(Layout annotation data)
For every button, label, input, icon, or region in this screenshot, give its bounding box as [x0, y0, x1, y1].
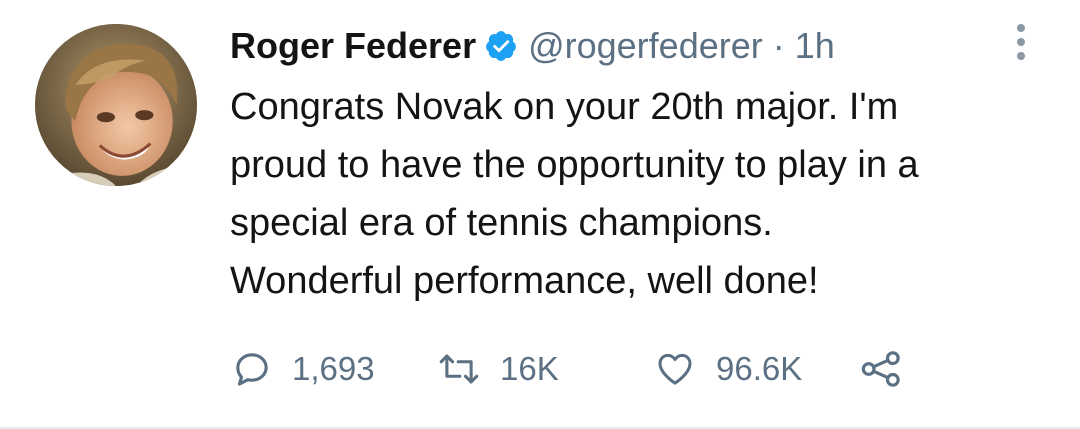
display-name[interactable]: Roger Federer [230, 25, 476, 67]
timestamp[interactable]: 1h [795, 25, 835, 67]
tweet-text-line: Congrats Novak on your 20th major. I'm [230, 86, 899, 128]
heart-icon [658, 353, 692, 385]
tweet-header: Roger Federer @rogerfederer · 1h [230, 22, 835, 70]
share-button[interactable] [860, 345, 904, 393]
separator-dot: · [772, 25, 785, 66]
tweet-text-line: Wonderful performance, well done! [230, 260, 819, 302]
retweet-icon [439, 354, 479, 384]
retweet-count: 16K [500, 350, 559, 387]
verified-badge-icon [484, 29, 518, 63]
tweet-text-line: special era of tennis champions. [230, 202, 773, 244]
avatar[interactable] [35, 24, 197, 186]
tweet-text-line: proud to have the opportunity to play in… [230, 144, 919, 186]
like-button[interactable]: 96.6K [654, 345, 802, 393]
like-count: 96.6K [716, 350, 803, 387]
profile-photo-icon [35, 24, 197, 186]
action-bar: 1,693 16K 96.6K [232, 345, 932, 393]
reply-count: 1,693 [292, 350, 375, 387]
share-icon [861, 351, 900, 387]
tweet-text: Congrats Novak on your 20th major. I'm p… [230, 78, 1060, 310]
user-handle[interactable]: @rogerfederer [528, 25, 763, 67]
more-options-icon[interactable] [1006, 20, 1036, 64]
retweet-button[interactable]: 16K [438, 345, 559, 393]
reply-icon [236, 353, 268, 386]
reply-button[interactable]: 1,693 [232, 345, 375, 393]
tweet-card[interactable]: Roger Federer @rogerfederer · 1h Congrat… [0, 0, 1080, 429]
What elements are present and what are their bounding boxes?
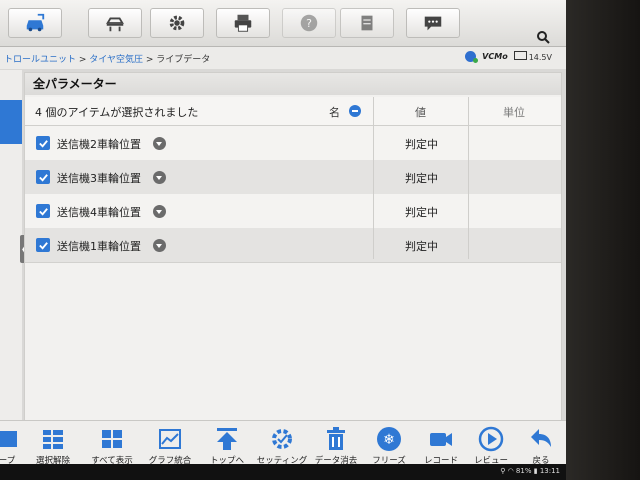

Given problem | Please rewrite the records, beginning at the line that has "display-name[interactable]: Roger Federer" and stopping after the line that has "separator-dot: · [772, 25, 785, 66]", with "interactable" renamed to "clickable" and nothing else altered.

The answer |
display-name[clickable]: Roger Federer [230, 25, 476, 67]
timestamp[clickable]: 1h [795, 25, 835, 67]
tweet-text-line: Congrats Novak on your 20th major. I'm [230, 86, 899, 128]
heart-icon [658, 353, 692, 385]
tweet-header: Roger Federer @rogerfederer · 1h [230, 22, 835, 70]
share-button[clickable] [860, 345, 904, 393]
separator-dot: · [772, 25, 785, 66]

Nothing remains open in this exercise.